#### [Texto de leitura]

A Lei nº 14.006/2020 alterou bastante este cenário. Em primeiro lugar, ela modificou o inciso VIII do art. 3º da Lei nº 13.979/2020, condicionando a autorização excepcional de importação e distribuição de produtos (inclusive medicamentos) não registrados na ANVISA ao registro em pelo menos uma das seguintes autoridades sanitárias estrangeiras: Food and Drug Administration (FDA), European Medicines Agency (EMA), Pharmaceuticals and Medical Devices Agency (PMDA) ou National Medical Products Administration (NMPA). Por outro lado, não há mais necessidade de previsão da autorização excepcional em ato do Ministério da Saúde, porque o dispositivo legal que a estabelecia (art. 3º, VIII, “b” da Lei nº 13.979/2020) foi revogado.
Resta saber, então, qual ato administrativo disciplinará essas importações, ou se não há mais necessidade de nenhum, o que seria bastante preocupante.

[Dados de análise do layout de páginas]
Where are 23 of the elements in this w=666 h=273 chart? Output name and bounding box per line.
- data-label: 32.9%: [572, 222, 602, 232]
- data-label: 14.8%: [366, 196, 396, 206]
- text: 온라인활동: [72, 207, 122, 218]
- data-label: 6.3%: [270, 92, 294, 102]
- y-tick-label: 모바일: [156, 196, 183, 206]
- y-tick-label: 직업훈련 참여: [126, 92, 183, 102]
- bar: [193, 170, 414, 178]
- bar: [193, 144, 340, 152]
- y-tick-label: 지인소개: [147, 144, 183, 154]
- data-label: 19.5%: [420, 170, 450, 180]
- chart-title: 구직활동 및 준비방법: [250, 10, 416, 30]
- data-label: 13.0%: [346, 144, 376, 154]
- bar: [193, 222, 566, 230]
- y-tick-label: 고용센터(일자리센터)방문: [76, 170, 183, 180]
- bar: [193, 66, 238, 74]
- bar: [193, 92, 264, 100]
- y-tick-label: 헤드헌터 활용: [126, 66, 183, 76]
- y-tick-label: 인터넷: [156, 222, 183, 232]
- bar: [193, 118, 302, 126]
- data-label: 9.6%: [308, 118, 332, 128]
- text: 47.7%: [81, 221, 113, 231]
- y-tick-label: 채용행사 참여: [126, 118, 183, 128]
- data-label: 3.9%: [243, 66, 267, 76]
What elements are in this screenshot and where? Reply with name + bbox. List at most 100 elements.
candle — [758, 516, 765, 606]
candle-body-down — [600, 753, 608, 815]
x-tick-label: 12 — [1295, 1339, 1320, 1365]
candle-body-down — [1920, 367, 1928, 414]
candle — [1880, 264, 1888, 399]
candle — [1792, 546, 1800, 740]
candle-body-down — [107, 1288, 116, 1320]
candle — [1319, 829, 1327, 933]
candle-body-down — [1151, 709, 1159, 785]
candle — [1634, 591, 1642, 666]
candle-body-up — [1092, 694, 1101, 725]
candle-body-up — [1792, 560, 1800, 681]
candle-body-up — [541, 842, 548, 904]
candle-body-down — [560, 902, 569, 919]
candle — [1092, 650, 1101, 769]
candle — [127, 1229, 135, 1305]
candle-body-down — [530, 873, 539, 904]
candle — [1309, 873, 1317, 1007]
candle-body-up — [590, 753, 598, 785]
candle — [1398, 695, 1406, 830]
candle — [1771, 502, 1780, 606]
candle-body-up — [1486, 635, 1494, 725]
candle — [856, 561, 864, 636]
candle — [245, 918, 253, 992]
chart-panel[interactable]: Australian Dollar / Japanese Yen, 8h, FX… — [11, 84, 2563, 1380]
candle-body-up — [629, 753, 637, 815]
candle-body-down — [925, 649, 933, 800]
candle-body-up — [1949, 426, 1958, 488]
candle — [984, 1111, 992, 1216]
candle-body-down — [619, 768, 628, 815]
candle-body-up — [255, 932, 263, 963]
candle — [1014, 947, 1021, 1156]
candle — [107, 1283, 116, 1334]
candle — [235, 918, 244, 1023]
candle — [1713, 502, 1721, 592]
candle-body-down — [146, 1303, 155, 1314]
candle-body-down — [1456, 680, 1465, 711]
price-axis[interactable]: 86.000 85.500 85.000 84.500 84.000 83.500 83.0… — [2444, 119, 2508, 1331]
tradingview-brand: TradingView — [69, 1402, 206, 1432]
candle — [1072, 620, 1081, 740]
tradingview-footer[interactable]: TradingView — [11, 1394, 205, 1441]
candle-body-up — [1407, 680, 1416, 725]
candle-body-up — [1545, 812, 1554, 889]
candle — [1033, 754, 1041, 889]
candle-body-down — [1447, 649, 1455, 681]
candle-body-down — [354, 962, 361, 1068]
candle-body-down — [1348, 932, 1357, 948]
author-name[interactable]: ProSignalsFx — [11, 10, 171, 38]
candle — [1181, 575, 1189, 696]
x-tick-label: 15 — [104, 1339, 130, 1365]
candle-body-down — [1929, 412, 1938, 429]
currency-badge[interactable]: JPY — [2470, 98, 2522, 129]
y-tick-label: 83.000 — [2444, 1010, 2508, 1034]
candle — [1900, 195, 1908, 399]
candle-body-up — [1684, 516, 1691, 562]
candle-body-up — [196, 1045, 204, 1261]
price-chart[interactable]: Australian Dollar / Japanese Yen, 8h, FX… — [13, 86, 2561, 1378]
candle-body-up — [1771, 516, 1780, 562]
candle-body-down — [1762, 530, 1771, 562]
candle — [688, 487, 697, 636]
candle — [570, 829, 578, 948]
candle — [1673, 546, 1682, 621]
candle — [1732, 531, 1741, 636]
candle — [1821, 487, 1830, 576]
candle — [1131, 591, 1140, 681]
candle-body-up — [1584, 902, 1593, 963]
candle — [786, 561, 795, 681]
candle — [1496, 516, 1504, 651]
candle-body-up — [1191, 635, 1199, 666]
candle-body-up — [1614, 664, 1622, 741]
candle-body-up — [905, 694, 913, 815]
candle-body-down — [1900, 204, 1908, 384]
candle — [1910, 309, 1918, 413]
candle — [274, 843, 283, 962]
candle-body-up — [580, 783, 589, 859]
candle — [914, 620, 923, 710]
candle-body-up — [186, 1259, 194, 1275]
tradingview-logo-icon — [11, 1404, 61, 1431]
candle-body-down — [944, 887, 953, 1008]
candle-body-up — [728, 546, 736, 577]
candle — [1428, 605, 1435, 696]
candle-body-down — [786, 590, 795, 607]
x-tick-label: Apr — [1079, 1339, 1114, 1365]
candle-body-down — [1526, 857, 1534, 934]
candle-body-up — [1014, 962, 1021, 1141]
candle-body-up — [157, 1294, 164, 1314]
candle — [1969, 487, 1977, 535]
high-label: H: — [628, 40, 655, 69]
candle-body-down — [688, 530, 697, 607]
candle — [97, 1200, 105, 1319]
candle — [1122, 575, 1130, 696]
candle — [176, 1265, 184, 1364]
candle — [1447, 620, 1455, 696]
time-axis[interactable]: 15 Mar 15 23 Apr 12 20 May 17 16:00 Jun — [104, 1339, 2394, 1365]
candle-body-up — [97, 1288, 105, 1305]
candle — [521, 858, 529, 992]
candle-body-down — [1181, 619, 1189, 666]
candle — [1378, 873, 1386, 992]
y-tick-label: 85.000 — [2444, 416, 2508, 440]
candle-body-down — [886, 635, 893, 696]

#### [O que fazer]
[a] Responda com base no trecho sobre a Lei nº 14.006/2020:
(i) Qual inciso e qual artigo da Lei nº 13.979/2020 foram modificados pela Lei nº 14.006/2020?
(ii) Qual dispositivo legal, que estabelecia a previsão da autorização excepcional em ato do Ministério da Saúde, foi revogado?
(iii) Que dúvida resta ao final do trecho?
[b] Liste todas as autoridades sanitárias estrangeiras citadas no trecho sobre a Lei nº 14.006/2020.
[c] Redigite o trecho sobre a Lei nº 14.006/2020 entre "A Lei nº 14.006/2020" e "13.979/2020) foi revogado.", inclusive.
Os dados são um material à parte, independente do trecho sobre a Lei nº 14.006/2020.

#### [Respostas escritas]
[a]
(i) O inciso VIII do art. 3º.
(ii) O art. 3º, VIII, “b” da Lei nº 13.979/2020.
(iii) Resta saber qual ato administrativo disciplinará essas importações, ou se não há mais necessidade de nenhum.

[b]
- Food and Drug Administration (FDA)
- European Medicines Agency (EMA)
- Pharmaceuticals and Medical Devices Agency (PMDA)
- National Medical Products Administration (NMPA)

[c]
A Lei nº 14.006/2020 alterou bastante este cenário. Em primeiro lugar, ela modificou o inciso VIII do art. 3º da Lei nº 13.979/2020, condicionando a autorização excepcional de importação e distribuição de produtos (inclusive medicamentos) não registrados na ANVISA ao registro em pelo menos uma das seguintes autoridades sanitárias estrangeiras: Food and Drug Administration (FDA), European Medicines Agency (EMA), Pharmaceuticals and Medical Devices Agency (PMDA) ou National Medical Products Administration (NMPA). Por outro lado, não há mais necessidade de previsão da autorização excepcional em ato do Ministério da Saúde, porque o dispositivo legal que a estabelecia (art. 3º, VIII, “b” da Lei nº 13.979/2020) foi revogado.